SHORT PROBLEM => Extract every line where the string "JSON" appears.

==== AVAILABLE RECORDS

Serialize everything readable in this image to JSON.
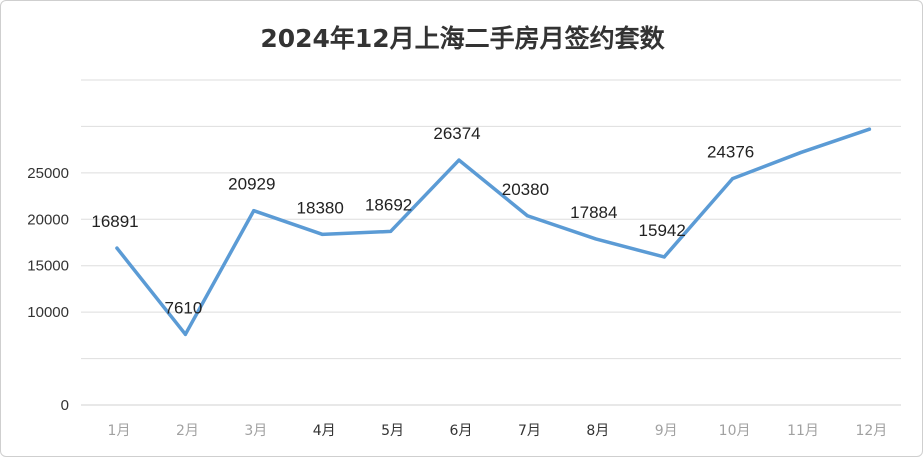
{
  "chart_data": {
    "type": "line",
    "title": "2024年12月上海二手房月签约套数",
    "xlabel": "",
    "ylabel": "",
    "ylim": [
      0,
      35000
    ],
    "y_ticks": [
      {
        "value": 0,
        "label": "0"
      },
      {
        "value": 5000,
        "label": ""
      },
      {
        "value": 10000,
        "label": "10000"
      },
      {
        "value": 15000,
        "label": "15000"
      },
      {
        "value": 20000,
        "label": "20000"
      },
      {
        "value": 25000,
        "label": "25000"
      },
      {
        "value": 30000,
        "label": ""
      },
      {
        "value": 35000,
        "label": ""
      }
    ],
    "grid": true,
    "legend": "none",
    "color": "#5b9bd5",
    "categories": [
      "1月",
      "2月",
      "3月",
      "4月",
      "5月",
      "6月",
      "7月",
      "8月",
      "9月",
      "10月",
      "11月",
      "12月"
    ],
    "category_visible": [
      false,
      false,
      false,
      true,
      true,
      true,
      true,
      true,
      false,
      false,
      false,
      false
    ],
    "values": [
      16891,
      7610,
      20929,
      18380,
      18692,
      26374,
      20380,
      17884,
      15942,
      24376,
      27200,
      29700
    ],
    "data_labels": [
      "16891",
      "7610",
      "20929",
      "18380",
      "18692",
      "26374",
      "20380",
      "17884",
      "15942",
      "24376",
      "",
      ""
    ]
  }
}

========
==== AVAILABLE RECORDS

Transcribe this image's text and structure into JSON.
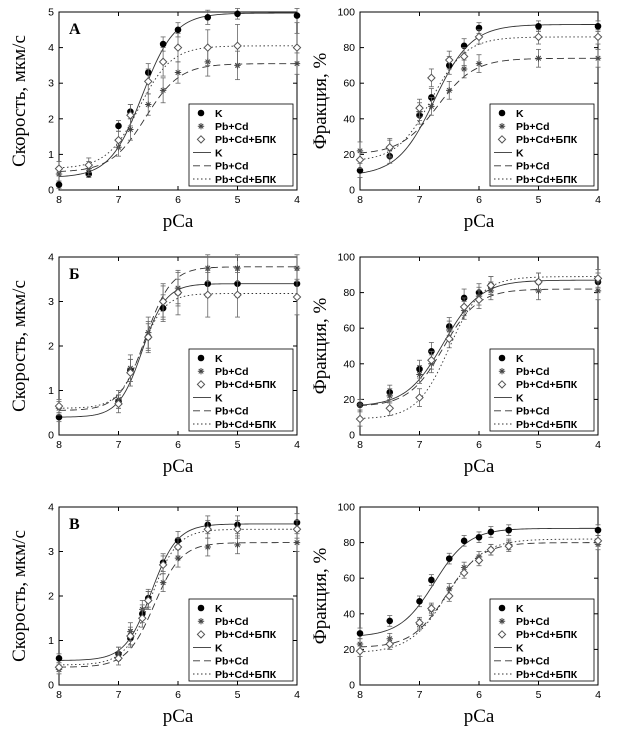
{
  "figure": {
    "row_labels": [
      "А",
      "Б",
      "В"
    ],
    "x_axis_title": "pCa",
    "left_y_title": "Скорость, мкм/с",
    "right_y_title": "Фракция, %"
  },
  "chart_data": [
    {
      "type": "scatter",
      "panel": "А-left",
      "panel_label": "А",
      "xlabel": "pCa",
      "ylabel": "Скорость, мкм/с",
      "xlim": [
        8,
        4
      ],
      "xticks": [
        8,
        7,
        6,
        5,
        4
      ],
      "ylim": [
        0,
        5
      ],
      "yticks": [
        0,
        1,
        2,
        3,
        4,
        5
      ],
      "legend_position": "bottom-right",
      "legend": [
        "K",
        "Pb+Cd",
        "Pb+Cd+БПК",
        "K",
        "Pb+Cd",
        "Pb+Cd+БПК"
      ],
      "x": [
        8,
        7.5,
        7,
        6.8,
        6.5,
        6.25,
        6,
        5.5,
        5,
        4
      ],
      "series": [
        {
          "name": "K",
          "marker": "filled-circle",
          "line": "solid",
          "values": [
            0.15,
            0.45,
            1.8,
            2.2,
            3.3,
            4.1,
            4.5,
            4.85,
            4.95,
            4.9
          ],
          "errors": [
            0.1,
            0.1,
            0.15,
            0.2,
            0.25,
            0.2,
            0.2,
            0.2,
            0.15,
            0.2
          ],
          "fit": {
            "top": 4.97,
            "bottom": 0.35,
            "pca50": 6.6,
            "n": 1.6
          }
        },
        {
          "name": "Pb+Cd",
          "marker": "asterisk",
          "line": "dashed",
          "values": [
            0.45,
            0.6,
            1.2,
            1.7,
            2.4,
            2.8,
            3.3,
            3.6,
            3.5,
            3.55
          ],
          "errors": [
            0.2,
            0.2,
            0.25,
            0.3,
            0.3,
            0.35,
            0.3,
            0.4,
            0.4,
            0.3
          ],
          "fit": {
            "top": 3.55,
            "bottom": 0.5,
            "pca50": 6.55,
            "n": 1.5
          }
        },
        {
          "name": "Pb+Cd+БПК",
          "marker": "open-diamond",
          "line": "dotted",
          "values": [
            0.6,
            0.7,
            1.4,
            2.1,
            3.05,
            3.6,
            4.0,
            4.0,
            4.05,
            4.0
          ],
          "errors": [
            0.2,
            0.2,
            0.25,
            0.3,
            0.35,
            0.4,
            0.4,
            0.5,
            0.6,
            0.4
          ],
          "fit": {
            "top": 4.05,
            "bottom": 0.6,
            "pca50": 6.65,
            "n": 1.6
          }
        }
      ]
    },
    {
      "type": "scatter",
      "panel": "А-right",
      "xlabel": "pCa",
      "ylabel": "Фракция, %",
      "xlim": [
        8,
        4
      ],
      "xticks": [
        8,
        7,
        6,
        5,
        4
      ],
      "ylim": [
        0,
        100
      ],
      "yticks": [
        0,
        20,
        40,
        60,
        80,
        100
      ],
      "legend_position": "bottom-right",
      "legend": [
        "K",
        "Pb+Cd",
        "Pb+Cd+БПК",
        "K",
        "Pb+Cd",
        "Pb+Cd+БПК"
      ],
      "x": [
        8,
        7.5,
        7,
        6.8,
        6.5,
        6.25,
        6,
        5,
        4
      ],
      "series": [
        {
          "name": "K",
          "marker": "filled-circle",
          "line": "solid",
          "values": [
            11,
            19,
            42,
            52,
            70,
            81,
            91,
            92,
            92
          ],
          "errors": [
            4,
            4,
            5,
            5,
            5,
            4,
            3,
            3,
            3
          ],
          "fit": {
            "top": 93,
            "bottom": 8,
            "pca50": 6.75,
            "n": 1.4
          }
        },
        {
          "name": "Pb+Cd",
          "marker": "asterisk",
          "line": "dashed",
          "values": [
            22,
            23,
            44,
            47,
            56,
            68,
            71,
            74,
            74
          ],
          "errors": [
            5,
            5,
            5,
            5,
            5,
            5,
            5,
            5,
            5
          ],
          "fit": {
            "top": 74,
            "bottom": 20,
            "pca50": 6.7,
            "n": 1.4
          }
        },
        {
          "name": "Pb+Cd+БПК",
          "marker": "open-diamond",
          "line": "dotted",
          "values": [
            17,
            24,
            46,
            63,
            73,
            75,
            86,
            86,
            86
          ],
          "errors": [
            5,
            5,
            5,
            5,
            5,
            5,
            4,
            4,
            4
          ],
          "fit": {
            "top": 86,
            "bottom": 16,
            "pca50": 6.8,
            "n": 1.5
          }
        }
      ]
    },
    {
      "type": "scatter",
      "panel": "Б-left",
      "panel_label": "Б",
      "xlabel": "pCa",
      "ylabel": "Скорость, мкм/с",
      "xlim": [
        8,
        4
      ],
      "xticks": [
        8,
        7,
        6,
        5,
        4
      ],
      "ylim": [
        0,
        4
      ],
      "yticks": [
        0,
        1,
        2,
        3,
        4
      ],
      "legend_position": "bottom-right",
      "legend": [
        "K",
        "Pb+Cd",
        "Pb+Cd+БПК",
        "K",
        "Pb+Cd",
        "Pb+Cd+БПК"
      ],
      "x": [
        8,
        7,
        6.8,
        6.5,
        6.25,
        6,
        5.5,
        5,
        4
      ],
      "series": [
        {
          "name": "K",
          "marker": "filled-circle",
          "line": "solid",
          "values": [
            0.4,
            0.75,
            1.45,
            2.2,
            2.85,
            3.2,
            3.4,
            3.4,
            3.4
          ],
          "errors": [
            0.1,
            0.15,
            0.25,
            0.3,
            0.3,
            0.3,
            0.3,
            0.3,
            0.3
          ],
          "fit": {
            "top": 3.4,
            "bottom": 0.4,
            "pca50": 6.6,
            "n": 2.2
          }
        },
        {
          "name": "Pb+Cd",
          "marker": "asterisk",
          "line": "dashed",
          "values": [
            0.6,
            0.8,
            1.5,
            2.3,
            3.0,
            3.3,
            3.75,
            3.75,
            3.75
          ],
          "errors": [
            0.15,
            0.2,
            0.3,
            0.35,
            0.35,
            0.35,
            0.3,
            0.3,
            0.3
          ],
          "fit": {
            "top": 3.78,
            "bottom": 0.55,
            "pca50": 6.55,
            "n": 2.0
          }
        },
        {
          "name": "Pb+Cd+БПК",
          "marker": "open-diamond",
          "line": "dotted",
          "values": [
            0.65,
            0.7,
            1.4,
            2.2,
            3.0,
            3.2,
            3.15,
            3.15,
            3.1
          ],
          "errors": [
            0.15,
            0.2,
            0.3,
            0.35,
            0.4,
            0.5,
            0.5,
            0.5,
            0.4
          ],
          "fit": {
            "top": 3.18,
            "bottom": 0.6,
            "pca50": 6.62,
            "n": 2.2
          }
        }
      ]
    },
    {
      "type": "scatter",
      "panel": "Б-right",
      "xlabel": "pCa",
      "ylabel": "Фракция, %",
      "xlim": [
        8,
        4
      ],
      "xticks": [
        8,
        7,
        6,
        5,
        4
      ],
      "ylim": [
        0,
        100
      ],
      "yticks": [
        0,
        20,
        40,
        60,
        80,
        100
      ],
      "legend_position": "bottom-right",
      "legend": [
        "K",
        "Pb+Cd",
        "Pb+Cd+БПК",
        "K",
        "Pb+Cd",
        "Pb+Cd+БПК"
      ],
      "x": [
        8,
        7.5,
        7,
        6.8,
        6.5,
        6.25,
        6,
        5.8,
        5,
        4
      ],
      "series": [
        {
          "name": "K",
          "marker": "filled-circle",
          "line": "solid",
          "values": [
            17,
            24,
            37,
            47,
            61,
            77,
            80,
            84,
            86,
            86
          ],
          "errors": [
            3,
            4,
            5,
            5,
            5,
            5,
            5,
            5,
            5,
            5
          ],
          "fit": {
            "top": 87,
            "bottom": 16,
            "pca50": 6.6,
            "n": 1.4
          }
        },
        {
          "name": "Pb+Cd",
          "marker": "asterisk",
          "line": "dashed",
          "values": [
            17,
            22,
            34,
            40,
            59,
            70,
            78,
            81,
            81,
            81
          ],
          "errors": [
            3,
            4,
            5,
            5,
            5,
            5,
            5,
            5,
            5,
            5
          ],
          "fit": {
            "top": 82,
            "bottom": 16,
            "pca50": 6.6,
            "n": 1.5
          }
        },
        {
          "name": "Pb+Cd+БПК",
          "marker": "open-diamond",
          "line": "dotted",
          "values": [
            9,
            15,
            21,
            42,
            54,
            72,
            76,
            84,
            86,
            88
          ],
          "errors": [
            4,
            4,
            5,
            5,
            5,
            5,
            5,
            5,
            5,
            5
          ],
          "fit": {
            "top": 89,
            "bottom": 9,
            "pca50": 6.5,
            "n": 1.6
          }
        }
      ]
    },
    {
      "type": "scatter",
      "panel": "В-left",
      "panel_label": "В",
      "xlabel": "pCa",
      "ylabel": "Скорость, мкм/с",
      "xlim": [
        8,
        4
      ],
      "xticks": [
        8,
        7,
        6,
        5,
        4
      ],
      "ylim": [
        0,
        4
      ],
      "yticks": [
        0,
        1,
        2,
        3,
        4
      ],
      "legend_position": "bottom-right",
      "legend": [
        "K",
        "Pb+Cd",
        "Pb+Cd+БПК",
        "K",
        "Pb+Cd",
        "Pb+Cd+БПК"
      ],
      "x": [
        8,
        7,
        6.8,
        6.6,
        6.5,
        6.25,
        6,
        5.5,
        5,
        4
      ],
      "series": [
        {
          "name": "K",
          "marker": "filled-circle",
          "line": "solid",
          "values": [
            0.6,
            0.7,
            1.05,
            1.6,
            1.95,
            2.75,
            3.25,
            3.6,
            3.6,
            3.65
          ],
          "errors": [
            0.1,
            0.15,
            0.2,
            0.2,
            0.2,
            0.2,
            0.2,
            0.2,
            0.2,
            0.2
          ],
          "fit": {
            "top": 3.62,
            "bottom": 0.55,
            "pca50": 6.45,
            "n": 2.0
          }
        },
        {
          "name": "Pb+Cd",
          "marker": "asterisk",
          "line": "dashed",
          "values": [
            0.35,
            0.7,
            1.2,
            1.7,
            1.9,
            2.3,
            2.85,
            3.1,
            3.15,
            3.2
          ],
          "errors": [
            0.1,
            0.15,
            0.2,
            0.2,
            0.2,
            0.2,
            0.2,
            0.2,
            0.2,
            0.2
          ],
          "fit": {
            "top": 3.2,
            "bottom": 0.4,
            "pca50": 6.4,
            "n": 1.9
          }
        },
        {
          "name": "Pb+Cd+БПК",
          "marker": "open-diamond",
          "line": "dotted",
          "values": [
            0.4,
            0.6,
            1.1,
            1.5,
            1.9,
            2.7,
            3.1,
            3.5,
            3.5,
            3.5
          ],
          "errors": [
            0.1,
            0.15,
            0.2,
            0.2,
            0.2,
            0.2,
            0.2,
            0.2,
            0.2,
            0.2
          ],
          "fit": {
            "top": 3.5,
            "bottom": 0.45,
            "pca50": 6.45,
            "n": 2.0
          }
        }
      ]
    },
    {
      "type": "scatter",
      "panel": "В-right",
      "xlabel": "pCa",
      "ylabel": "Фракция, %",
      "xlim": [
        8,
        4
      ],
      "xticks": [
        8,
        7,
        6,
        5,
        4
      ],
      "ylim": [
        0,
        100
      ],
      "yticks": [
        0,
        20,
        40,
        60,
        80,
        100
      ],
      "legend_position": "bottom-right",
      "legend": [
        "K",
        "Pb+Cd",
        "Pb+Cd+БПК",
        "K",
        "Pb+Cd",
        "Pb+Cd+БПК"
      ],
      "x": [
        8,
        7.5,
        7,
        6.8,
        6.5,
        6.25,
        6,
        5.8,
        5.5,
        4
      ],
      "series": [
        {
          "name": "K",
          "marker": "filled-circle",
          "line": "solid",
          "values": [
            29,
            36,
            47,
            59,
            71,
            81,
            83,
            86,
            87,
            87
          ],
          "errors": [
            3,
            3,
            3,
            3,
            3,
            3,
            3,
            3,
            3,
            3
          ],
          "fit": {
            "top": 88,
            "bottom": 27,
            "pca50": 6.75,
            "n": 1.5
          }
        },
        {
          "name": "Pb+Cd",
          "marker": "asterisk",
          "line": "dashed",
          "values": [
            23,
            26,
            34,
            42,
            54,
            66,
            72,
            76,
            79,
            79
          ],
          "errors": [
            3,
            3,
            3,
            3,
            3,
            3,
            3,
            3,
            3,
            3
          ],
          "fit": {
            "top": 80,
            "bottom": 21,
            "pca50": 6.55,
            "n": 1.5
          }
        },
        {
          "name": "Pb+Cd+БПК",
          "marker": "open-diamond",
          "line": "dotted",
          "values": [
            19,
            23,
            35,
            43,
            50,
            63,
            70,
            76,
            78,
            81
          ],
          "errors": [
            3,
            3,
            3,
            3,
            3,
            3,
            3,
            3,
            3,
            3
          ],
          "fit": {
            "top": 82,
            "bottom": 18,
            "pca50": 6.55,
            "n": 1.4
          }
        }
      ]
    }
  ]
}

========

COMPLETED TASK =>
Serialize everything readable in this image to JSON.
Transcribe this image's text and structure into JSON.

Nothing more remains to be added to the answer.